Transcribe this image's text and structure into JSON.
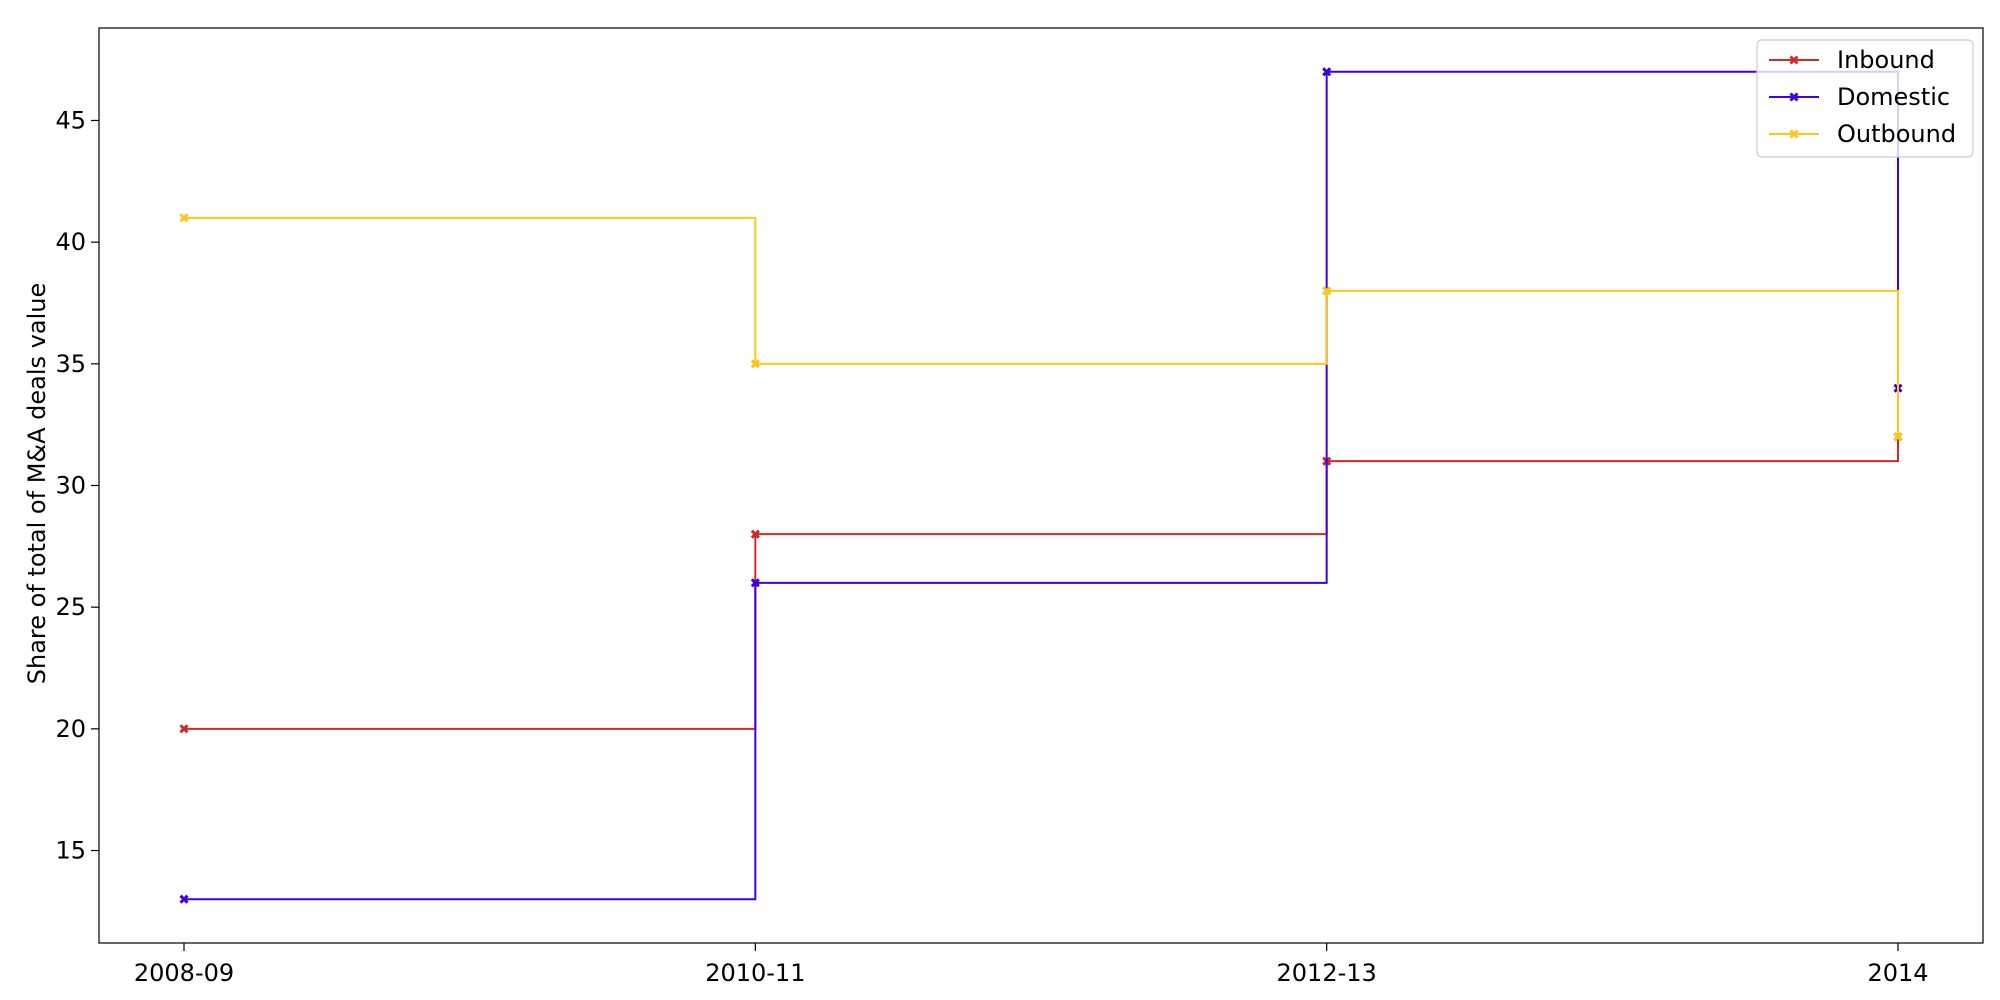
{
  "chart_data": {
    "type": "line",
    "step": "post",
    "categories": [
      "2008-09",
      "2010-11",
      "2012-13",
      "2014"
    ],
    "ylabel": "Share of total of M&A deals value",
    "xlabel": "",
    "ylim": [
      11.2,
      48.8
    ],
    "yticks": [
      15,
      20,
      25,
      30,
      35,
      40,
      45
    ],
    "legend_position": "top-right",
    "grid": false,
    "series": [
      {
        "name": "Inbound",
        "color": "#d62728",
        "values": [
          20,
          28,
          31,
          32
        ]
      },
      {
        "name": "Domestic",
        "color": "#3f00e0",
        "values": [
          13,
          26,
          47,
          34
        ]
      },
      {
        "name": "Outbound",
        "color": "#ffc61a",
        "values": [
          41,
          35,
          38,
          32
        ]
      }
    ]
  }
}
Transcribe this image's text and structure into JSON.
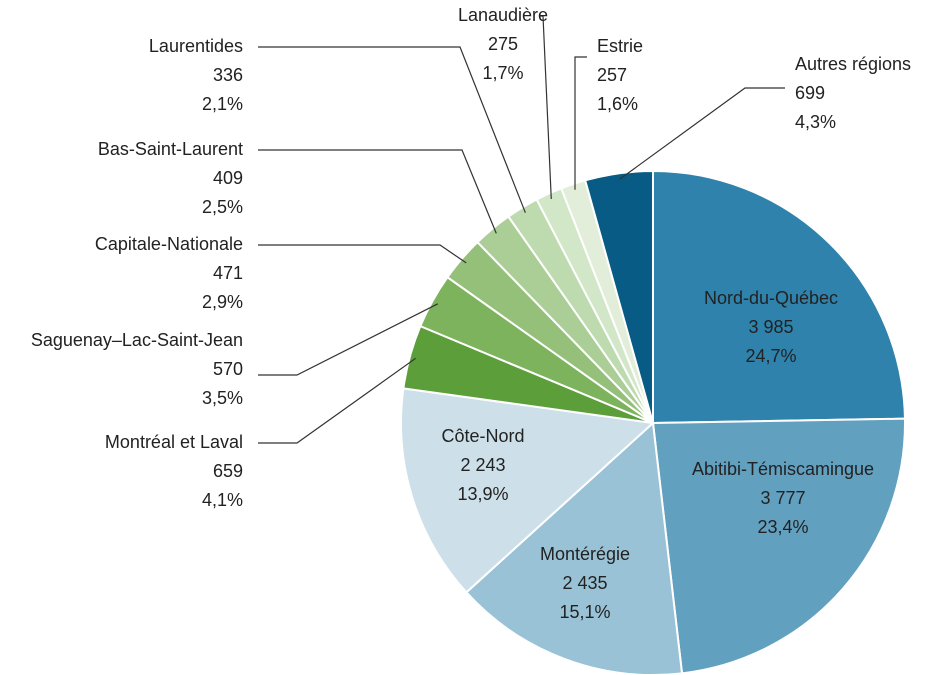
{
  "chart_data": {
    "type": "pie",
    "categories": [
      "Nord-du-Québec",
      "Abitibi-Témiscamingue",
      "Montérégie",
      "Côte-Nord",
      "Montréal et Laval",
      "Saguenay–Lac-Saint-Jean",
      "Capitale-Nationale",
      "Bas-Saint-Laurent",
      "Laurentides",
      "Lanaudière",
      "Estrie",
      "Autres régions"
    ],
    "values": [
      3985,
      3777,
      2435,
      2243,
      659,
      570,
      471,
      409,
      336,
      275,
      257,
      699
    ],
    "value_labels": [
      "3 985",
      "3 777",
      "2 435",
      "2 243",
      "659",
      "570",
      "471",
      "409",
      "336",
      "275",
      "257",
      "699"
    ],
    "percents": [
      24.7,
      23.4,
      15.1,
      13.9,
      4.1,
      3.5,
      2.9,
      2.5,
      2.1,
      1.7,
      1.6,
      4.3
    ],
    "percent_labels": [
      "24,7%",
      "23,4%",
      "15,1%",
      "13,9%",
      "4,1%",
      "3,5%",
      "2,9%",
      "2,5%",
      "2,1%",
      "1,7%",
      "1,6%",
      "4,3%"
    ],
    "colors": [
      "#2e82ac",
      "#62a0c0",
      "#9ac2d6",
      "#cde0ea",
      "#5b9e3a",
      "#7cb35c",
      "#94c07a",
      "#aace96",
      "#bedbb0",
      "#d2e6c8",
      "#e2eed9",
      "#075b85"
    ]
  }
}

---------------

Stated goal: In the material above, find each line that contains the word "Saint", and select it.

Finished answer:
      "Saguenay–Lac-Saint-Jean",
      "Bas-Saint-Laurent",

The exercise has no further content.